EXERCISE DETAILS –
Restate the records below word for word, and omit the images they hold.

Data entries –
• • •

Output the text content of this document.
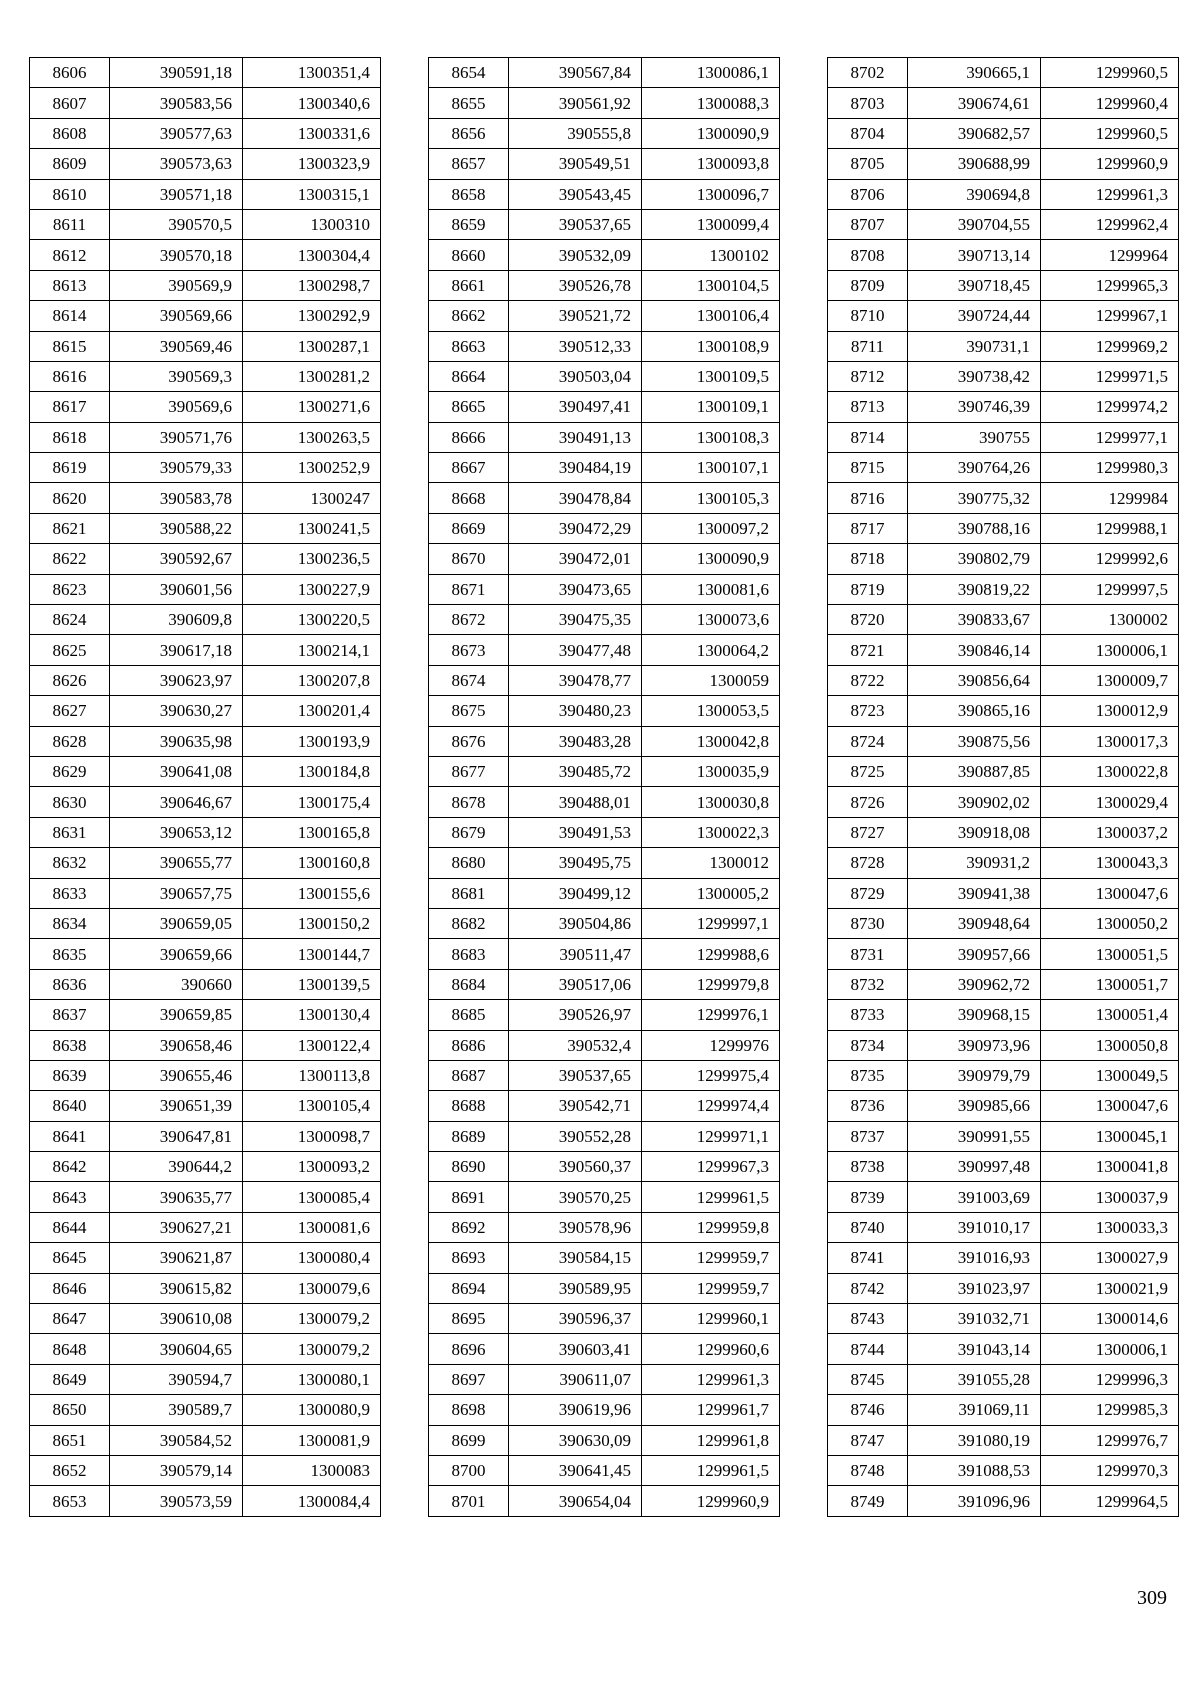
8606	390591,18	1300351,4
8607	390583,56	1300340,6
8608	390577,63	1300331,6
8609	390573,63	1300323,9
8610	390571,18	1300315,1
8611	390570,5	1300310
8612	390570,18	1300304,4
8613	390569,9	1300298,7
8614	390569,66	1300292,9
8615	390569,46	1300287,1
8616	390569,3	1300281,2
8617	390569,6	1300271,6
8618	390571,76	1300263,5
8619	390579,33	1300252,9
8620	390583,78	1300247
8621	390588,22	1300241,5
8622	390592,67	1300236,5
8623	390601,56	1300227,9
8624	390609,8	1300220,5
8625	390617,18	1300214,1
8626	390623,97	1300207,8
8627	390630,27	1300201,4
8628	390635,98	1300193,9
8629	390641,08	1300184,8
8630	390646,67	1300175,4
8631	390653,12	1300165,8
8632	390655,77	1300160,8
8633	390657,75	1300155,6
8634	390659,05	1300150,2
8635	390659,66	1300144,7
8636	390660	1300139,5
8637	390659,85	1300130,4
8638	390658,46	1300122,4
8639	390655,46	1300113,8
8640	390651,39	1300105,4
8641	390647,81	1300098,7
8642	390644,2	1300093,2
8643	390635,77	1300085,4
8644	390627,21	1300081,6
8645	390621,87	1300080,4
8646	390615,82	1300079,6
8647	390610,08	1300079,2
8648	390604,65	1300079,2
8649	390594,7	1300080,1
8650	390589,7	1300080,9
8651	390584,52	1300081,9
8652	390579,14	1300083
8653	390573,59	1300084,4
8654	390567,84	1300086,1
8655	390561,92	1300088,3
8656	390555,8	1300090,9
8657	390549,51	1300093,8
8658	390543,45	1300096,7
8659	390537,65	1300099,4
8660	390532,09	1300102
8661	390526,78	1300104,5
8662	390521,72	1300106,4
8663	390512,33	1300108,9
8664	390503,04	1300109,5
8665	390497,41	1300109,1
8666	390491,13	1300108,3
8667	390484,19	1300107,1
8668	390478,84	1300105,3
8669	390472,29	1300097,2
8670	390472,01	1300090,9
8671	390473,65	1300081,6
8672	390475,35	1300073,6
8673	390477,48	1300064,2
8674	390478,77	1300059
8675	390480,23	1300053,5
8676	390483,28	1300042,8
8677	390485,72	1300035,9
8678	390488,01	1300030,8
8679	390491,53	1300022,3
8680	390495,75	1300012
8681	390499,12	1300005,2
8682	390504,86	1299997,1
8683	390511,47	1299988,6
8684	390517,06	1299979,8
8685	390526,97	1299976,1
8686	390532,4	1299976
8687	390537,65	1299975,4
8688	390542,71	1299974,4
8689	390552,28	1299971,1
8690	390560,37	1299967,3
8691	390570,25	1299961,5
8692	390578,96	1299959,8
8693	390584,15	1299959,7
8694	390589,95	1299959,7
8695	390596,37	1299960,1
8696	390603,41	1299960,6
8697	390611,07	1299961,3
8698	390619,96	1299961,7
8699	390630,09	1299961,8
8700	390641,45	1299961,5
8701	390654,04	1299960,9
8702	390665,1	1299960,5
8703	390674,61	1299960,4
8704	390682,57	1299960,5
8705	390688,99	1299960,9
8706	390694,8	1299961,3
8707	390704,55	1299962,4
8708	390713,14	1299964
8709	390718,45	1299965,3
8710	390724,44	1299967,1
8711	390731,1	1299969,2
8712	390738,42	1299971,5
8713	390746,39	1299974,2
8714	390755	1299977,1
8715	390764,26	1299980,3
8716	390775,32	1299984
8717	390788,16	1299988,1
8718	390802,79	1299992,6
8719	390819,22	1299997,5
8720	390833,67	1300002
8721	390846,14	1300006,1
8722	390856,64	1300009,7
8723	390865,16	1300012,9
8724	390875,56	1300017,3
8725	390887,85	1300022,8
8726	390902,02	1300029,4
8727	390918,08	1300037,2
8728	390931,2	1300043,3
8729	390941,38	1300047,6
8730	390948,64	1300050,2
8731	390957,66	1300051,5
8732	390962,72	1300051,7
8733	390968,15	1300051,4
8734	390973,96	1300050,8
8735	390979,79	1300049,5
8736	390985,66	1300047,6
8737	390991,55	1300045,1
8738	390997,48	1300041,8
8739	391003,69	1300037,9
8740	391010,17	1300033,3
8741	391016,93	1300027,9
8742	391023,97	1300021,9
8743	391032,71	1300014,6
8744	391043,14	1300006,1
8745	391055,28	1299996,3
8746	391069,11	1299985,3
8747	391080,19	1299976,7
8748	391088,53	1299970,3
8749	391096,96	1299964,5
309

• • •

FINISHED TASK –
Output the text content of this document.
8606	390591,18	1300351,4
8607	390583,56	1300340,6
8608	390577,63	1300331,6
8609	390573,63	1300323,9
8610	390571,18	1300315,1
8611	390570,5	1300310
8612	390570,18	1300304,4
8613	390569,9	1300298,7
8614	390569,66	1300292,9
8615	390569,46	1300287,1
8616	390569,3	1300281,2
8617	390569,6	1300271,6
8618	390571,76	1300263,5
8619	390579,33	1300252,9
8620	390583,78	1300247
8621	390588,22	1300241,5
8622	390592,67	1300236,5
8623	390601,56	1300227,9
8624	390609,8	1300220,5
8625	390617,18	1300214,1
8626	390623,97	1300207,8
8627	390630,27	1300201,4
8628	390635,98	1300193,9
8629	390641,08	1300184,8
8630	390646,67	1300175,4
8631	390653,12	1300165,8
8632	390655,77	1300160,8
8633	390657,75	1300155,6
8634	390659,05	1300150,2
8635	390659,66	1300144,7
8636	390660	1300139,5
8637	390659,85	1300130,4
8638	390658,46	1300122,4
8639	390655,46	1300113,8
8640	390651,39	1300105,4
8641	390647,81	1300098,7
8642	390644,2	1300093,2
8643	390635,77	1300085,4
8644	390627,21	1300081,6
8645	390621,87	1300080,4
8646	390615,82	1300079,6
8647	390610,08	1300079,2
8648	390604,65	1300079,2
8649	390594,7	1300080,1
8650	390589,7	1300080,9
8651	390584,52	1300081,9
8652	390579,14	1300083
8653	390573,59	1300084,4
8654	390567,84	1300086,1
8655	390561,92	1300088,3
8656	390555,8	1300090,9
8657	390549,51	1300093,8
8658	390543,45	1300096,7
8659	390537,65	1300099,4
8660	390532,09	1300102
8661	390526,78	1300104,5
8662	390521,72	1300106,4
8663	390512,33	1300108,9
8664	390503,04	1300109,5
8665	390497,41	1300109,1
8666	390491,13	1300108,3
8667	390484,19	1300107,1
8668	390478,84	1300105,3
8669	390472,29	1300097,2
8670	390472,01	1300090,9
8671	390473,65	1300081,6
8672	390475,35	1300073,6
8673	390477,48	1300064,2
8674	390478,77	1300059
8675	390480,23	1300053,5
8676	390483,28	1300042,8
8677	390485,72	1300035,9
8678	390488,01	1300030,8
8679	390491,53	1300022,3
8680	390495,75	1300012
8681	390499,12	1300005,2
8682	390504,86	1299997,1
8683	390511,47	1299988,6
8684	390517,06	1299979,8
8685	390526,97	1299976,1
8686	390532,4	1299976
8687	390537,65	1299975,4
8688	390542,71	1299974,4
8689	390552,28	1299971,1
8690	390560,37	1299967,3
8691	390570,25	1299961,5
8692	390578,96	1299959,8
8693	390584,15	1299959,7
8694	390589,95	1299959,7
8695	390596,37	1299960,1
8696	390603,41	1299960,6
8697	390611,07	1299961,3
8698	390619,96	1299961,7
8699	390630,09	1299961,8
8700	390641,45	1299961,5
8701	390654,04	1299960,9
8702	390665,1	1299960,5
8703	390674,61	1299960,4
8704	390682,57	1299960,5
8705	390688,99	1299960,9
8706	390694,8	1299961,3
8707	390704,55	1299962,4
8708	390713,14	1299964
8709	390718,45	1299965,3
8710	390724,44	1299967,1
8711	390731,1	1299969,2
8712	390738,42	1299971,5
8713	390746,39	1299974,2
8714	390755	1299977,1
8715	390764,26	1299980,3
8716	390775,32	1299984
8717	390788,16	1299988,1
8718	390802,79	1299992,6
8719	390819,22	1299997,5
8720	390833,67	1300002
8721	390846,14	1300006,1
8722	390856,64	1300009,7
8723	390865,16	1300012,9
8724	390875,56	1300017,3
8725	390887,85	1300022,8
8726	390902,02	1300029,4
8727	390918,08	1300037,2
8728	390931,2	1300043,3
8729	390941,38	1300047,6
8730	390948,64	1300050,2
8731	390957,66	1300051,5
8732	390962,72	1300051,7
8733	390968,15	1300051,4
8734	390973,96	1300050,8
8735	390979,79	1300049,5
8736	390985,66	1300047,6
8737	390991,55	1300045,1
8738	390997,48	1300041,8
8739	391003,69	1300037,9
8740	391010,17	1300033,3
8741	391016,93	1300027,9
8742	391023,97	1300021,9
8743	391032,71	1300014,6
8744	391043,14	1300006,1
8745	391055,28	1299996,3
8746	391069,11	1299985,3
8747	391080,19	1299976,7
8748	391088,53	1299970,3
8749	391096,96	1299964,5
309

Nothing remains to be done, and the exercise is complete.